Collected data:
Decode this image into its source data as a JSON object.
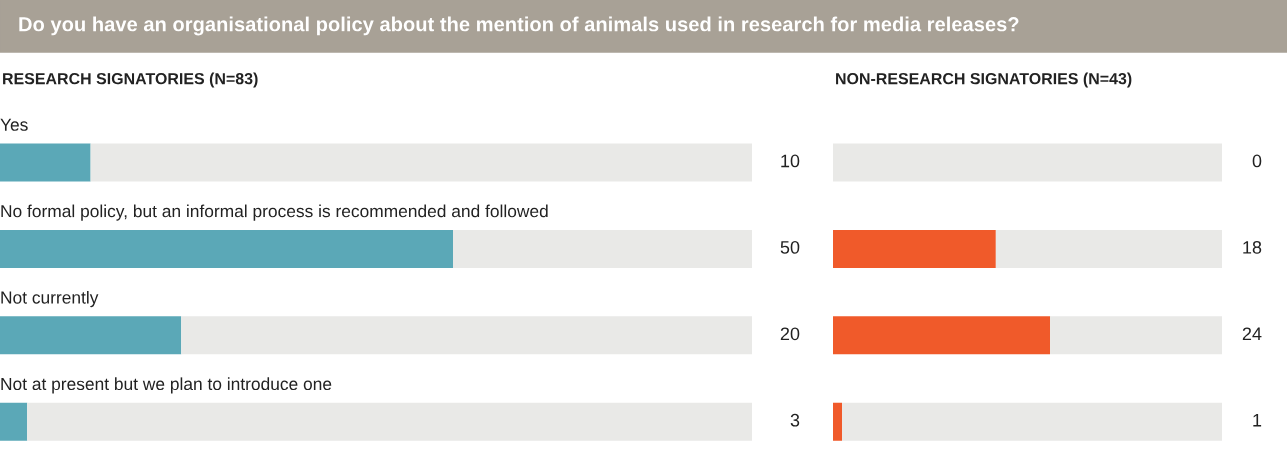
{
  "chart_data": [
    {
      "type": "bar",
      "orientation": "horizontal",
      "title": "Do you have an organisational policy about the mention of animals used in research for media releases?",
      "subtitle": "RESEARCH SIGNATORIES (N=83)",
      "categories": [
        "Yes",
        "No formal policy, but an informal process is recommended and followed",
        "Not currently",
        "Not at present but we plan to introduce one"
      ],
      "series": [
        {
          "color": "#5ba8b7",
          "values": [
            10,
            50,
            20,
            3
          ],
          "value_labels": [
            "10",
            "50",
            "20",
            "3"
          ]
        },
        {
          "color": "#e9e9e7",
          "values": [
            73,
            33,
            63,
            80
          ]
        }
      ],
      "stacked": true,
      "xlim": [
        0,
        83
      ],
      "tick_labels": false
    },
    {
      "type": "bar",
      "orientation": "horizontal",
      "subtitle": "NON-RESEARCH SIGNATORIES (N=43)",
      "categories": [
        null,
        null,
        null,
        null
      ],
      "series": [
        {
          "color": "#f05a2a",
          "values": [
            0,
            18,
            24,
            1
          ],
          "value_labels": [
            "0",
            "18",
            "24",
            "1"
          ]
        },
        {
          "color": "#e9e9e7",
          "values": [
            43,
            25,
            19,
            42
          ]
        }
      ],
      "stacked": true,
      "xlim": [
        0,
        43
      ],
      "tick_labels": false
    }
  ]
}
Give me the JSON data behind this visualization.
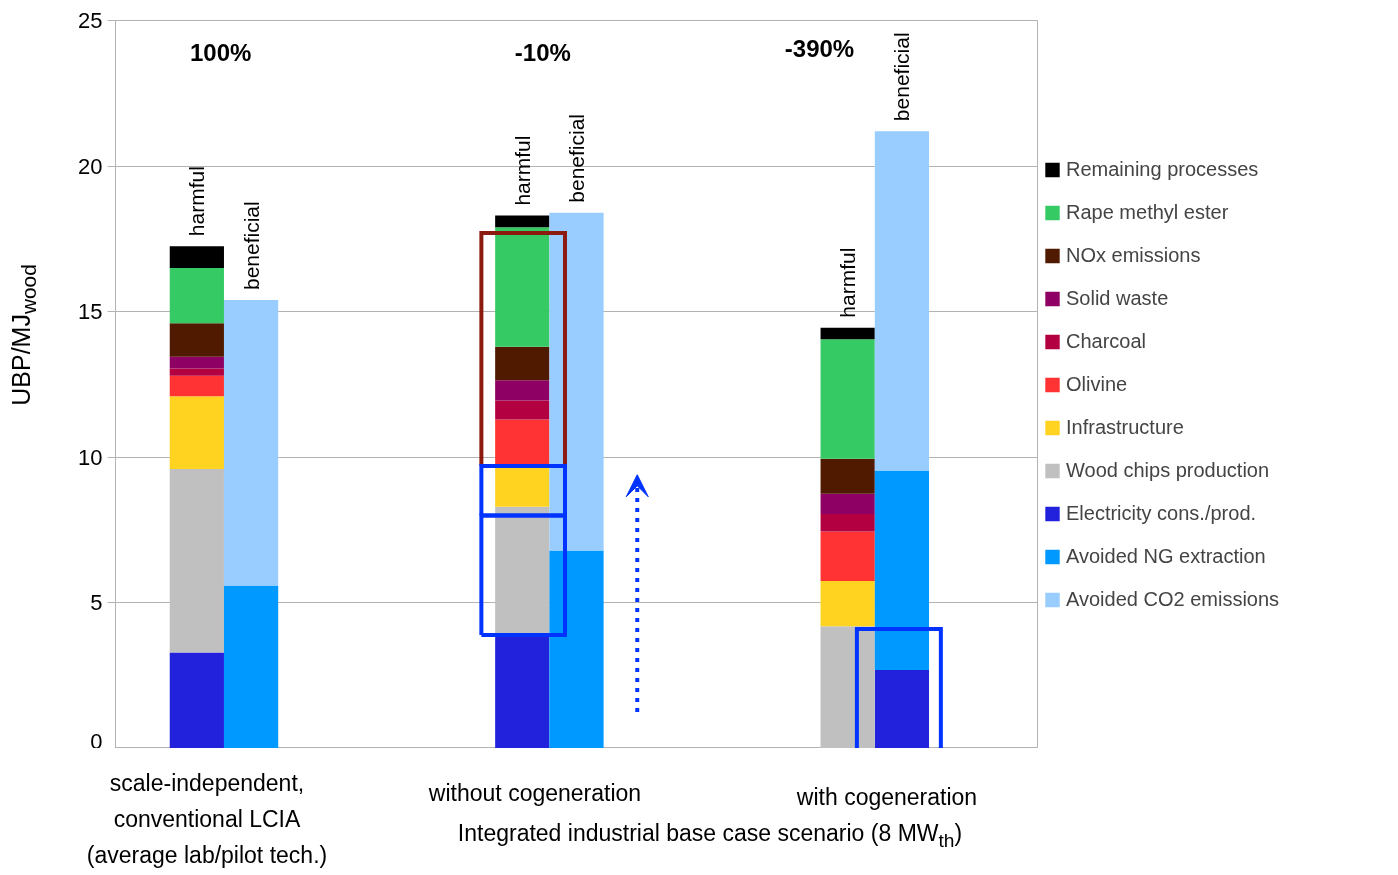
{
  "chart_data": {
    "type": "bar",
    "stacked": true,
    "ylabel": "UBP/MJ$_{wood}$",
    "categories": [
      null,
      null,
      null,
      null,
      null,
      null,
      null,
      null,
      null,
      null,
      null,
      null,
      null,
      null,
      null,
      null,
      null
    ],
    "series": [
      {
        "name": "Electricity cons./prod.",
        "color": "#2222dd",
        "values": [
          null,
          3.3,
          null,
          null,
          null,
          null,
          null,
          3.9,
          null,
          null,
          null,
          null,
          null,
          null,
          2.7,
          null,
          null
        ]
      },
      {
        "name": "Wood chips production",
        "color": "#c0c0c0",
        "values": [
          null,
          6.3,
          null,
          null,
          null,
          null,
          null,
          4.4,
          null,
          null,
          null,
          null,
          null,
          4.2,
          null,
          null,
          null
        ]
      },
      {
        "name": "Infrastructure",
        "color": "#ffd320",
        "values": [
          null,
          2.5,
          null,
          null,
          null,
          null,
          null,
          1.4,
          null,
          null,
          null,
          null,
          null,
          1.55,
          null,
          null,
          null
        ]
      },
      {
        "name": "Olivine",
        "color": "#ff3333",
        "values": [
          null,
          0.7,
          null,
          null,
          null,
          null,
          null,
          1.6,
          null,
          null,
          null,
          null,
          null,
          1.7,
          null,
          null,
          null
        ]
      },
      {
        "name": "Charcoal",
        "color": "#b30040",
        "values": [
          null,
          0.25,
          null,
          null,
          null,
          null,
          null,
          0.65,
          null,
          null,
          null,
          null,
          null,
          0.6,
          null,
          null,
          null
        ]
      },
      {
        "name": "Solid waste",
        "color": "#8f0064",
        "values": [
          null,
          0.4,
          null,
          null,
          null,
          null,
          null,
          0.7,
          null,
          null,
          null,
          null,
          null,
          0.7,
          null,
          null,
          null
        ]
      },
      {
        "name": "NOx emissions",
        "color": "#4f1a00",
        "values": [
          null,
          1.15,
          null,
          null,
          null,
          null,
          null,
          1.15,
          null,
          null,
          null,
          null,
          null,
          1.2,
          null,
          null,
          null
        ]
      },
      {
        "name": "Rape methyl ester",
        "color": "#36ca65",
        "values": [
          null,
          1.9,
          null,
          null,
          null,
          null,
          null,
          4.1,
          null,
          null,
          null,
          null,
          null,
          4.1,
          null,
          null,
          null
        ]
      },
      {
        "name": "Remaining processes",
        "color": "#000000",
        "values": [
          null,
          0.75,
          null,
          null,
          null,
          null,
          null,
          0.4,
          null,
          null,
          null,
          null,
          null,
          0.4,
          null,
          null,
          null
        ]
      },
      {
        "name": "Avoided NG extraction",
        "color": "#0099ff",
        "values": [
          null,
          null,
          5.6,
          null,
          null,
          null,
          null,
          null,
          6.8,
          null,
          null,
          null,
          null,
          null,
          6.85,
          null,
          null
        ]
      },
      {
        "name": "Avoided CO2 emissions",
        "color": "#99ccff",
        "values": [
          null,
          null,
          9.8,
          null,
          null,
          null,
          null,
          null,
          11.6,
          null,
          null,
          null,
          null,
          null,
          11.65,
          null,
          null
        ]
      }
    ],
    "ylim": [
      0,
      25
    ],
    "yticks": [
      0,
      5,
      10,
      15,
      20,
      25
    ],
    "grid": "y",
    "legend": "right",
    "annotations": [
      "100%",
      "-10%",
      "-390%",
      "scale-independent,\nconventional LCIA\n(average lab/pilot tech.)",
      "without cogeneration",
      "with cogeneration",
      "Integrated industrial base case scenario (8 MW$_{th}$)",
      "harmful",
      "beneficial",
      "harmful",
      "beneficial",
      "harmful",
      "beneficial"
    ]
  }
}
==
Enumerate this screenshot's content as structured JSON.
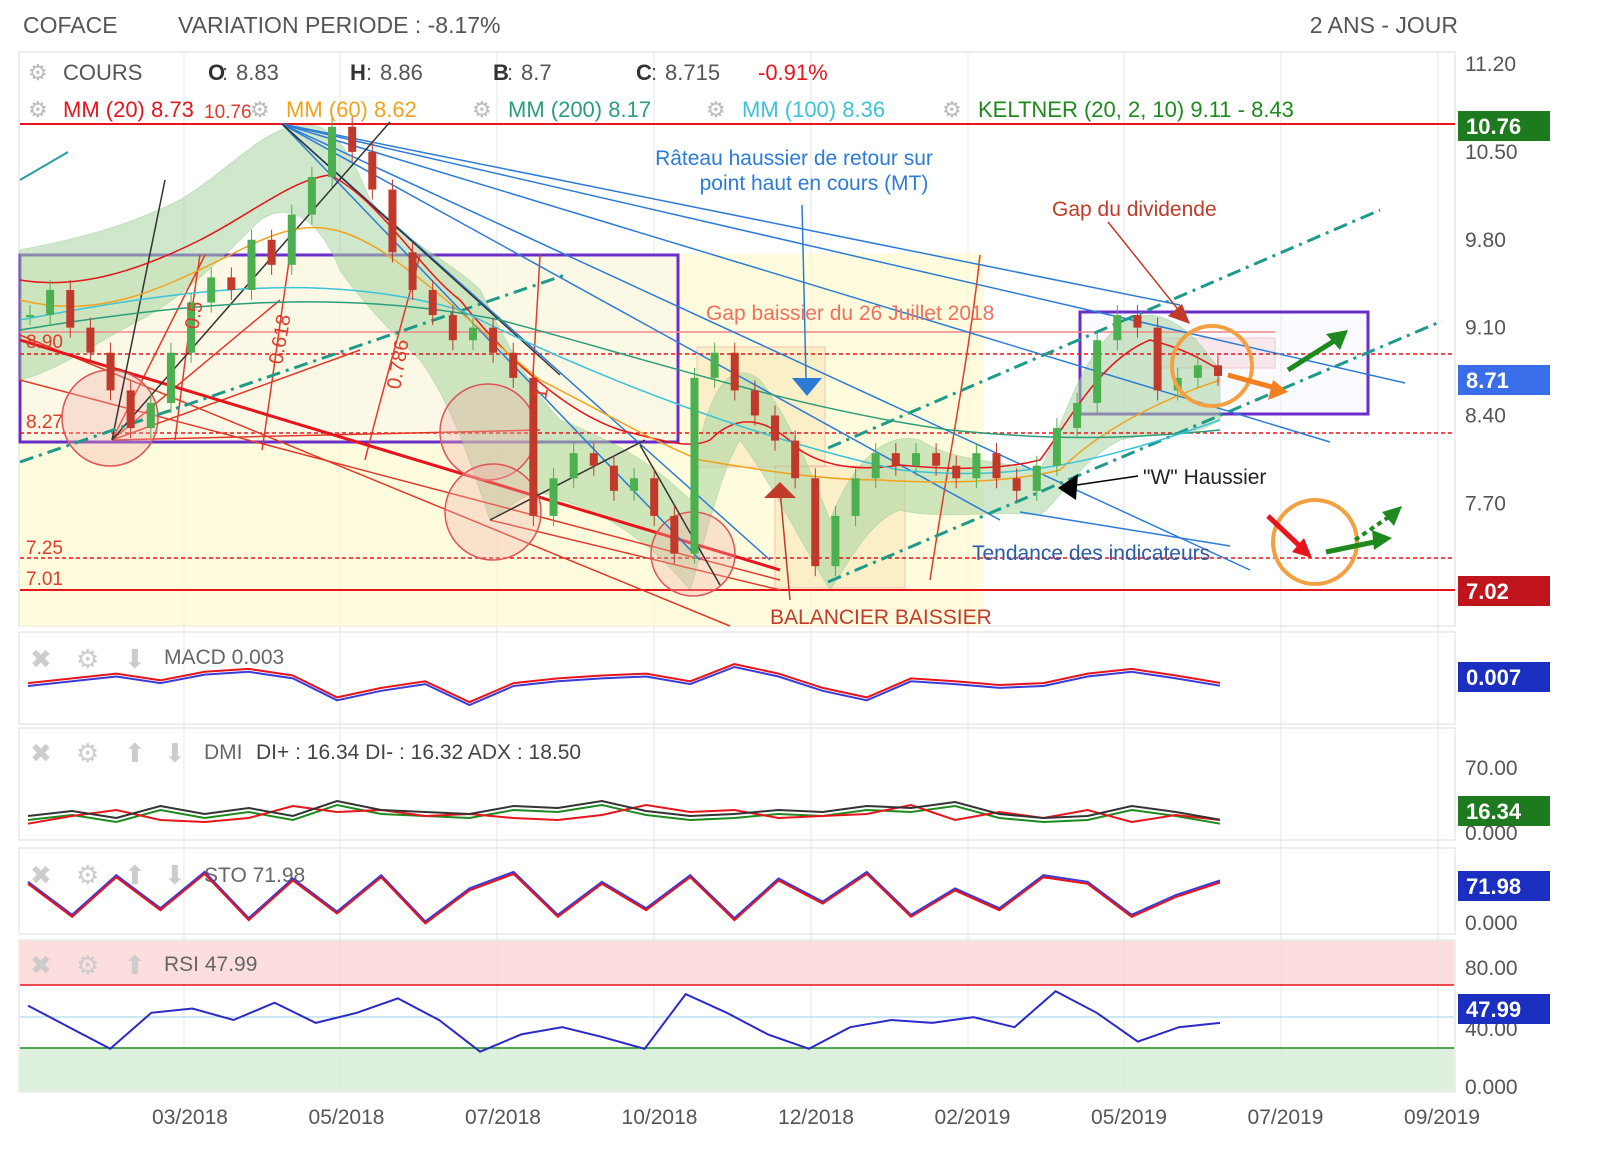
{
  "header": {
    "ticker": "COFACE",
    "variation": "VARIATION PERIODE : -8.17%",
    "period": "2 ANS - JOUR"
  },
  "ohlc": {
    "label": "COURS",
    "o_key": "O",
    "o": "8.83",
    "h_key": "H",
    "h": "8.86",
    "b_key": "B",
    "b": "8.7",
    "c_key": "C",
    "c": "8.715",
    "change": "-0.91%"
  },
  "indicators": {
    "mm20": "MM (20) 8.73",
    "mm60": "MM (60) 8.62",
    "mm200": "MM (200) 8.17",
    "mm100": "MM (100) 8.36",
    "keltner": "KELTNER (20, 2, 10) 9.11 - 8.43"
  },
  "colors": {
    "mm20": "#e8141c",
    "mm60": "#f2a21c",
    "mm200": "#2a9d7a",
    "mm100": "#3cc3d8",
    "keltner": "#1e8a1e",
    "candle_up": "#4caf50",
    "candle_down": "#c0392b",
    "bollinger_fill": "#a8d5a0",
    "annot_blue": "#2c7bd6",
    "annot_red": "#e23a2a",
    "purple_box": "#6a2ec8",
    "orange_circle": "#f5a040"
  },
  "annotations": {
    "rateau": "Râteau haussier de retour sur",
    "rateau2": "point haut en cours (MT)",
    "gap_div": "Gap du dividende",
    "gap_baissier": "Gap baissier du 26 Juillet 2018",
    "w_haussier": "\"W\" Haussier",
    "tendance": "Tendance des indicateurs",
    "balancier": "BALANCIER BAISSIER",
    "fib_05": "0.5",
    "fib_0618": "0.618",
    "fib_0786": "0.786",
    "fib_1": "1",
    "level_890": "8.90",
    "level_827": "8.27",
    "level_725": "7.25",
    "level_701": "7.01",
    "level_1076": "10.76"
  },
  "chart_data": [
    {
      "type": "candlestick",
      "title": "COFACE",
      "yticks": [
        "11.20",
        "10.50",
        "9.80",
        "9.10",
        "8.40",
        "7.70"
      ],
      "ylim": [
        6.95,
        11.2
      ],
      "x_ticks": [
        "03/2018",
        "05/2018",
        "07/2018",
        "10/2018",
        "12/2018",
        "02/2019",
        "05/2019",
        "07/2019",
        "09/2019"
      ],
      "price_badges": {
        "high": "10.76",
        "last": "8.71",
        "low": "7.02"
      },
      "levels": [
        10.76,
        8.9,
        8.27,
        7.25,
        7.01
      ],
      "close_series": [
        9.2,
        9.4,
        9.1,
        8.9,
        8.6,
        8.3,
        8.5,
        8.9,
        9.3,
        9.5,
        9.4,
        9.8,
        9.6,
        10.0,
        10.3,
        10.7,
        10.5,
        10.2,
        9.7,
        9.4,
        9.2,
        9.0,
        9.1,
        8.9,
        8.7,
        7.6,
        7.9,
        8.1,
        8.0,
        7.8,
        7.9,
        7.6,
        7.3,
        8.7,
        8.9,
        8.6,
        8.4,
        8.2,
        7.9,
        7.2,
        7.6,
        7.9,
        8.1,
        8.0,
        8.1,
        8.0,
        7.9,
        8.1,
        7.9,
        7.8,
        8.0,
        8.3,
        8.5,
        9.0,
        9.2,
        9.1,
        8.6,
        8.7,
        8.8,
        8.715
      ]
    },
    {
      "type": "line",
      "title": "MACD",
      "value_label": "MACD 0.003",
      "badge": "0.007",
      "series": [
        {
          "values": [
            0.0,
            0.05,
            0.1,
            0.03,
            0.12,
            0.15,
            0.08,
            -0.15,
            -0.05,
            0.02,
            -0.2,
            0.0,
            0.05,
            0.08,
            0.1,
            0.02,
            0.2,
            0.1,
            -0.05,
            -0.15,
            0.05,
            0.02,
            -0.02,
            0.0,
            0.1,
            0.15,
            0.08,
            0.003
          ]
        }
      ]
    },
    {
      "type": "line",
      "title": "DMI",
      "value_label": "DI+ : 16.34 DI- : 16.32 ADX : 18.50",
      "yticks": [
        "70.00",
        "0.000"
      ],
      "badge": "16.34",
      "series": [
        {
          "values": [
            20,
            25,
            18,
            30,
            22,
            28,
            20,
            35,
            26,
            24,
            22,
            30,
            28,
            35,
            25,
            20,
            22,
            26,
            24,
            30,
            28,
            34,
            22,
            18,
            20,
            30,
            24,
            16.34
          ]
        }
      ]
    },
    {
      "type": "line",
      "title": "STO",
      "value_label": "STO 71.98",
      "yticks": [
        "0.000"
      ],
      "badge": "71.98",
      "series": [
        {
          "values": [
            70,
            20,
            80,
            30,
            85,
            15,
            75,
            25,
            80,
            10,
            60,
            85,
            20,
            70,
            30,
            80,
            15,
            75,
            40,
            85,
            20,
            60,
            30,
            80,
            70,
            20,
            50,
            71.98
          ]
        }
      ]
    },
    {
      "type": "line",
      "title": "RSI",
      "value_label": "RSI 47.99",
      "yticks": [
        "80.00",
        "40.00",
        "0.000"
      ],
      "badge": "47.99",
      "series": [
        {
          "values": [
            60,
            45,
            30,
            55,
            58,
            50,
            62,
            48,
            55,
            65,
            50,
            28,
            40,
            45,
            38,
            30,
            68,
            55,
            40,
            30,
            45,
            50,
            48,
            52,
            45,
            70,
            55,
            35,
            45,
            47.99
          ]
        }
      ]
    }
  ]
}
---
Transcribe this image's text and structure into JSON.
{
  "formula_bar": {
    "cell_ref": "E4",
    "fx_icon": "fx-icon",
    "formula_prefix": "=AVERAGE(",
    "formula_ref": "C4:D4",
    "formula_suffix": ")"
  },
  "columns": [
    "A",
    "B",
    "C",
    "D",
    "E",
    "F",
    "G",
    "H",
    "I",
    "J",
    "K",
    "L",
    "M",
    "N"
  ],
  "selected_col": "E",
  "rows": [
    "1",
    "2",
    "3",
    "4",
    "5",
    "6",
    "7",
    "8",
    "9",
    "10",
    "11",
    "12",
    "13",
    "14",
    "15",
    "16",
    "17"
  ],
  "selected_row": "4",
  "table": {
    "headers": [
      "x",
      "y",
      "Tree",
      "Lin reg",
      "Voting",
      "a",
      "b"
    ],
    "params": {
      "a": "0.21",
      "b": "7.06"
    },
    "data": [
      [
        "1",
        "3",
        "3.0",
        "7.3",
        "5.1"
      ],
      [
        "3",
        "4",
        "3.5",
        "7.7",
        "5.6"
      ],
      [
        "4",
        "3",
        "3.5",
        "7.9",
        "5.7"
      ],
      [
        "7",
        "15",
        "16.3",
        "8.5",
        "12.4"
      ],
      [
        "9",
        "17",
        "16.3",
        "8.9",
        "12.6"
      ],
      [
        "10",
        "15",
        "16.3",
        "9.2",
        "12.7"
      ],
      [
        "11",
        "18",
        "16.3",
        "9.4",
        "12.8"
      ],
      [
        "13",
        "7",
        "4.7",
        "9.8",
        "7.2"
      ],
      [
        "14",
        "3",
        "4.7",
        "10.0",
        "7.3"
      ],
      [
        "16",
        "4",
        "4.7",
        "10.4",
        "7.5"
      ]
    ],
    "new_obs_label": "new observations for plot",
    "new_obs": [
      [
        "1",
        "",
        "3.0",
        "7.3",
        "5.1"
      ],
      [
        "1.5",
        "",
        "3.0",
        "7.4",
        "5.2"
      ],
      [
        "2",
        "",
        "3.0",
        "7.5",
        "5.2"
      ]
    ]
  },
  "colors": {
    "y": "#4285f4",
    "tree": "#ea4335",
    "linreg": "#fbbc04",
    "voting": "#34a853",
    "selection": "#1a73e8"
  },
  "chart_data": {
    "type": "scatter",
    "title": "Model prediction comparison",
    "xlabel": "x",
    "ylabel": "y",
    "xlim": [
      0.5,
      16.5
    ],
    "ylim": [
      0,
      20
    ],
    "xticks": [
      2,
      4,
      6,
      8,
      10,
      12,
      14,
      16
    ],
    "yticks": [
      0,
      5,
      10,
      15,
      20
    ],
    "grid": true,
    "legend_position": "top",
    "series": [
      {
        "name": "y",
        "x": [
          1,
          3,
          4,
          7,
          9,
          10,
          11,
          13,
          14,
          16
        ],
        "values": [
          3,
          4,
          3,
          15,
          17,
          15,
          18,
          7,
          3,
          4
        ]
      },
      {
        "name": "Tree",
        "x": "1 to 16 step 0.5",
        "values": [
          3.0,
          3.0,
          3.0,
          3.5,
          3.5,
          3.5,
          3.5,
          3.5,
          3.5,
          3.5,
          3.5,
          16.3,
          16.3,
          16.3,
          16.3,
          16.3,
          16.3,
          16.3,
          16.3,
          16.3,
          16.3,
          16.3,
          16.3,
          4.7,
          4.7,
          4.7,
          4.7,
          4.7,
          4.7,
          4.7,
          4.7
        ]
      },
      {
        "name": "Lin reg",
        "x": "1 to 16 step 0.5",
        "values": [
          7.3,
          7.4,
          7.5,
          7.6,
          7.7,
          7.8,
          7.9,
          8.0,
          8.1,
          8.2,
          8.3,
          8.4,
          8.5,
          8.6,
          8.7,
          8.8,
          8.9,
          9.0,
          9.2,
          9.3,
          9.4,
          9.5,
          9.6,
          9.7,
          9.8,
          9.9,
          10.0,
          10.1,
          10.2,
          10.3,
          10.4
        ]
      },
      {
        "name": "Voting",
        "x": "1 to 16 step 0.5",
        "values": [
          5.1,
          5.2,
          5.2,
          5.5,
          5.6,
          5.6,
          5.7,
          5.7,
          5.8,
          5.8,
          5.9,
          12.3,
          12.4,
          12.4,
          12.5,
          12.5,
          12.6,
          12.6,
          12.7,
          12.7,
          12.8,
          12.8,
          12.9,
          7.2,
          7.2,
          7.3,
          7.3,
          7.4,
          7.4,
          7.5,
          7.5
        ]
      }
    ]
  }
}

Directions for this task:
Every line containing the string "subtitle" must be listed.

Answer in full:
      "subtitle": "RESEARCH SIGNATORIES (N=83)",
      "subtitle": "NON-RESEARCH SIGNATORIES (N=43)",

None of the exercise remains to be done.